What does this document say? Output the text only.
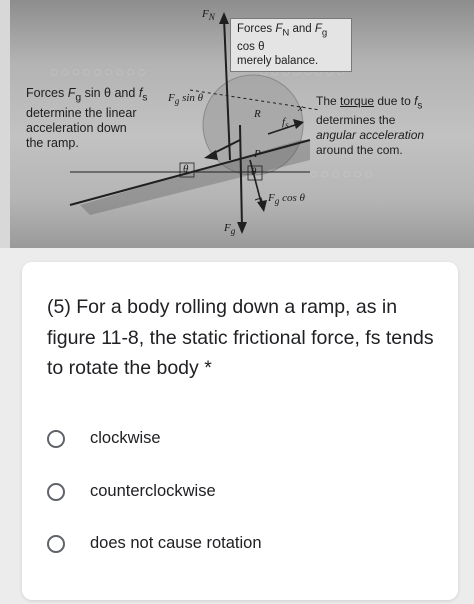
◌ ◌ ◌ ◌ ◌ ◌ ◌ ◌ ◌
◌ ◌ ◌ ◌ ◌ ◌
Forces $F_N$ and $F_g$ cos θ
merely balance.
Forces $F_g$ sin θ and $f_s$
determine the linear
acceleration down
the ramp.
The torque due to $f_s$
determines the
angular acceleration
around the com.
$F_N$
$F_g$ sin θ
$F_g$ cos θ
$F_g$
$f_s$
R
P
x
θ	θ
(5) For a body rolling down a ramp, as in figure 11-8, the static frictional force, fs tends to rotate the body *
clockwise
counterclockwise
does not cause rotation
───
Written instruction :: From the listing, copy every line where the string "acceleration" appears.

Answer to the task ::
acceleration down
angular acceleration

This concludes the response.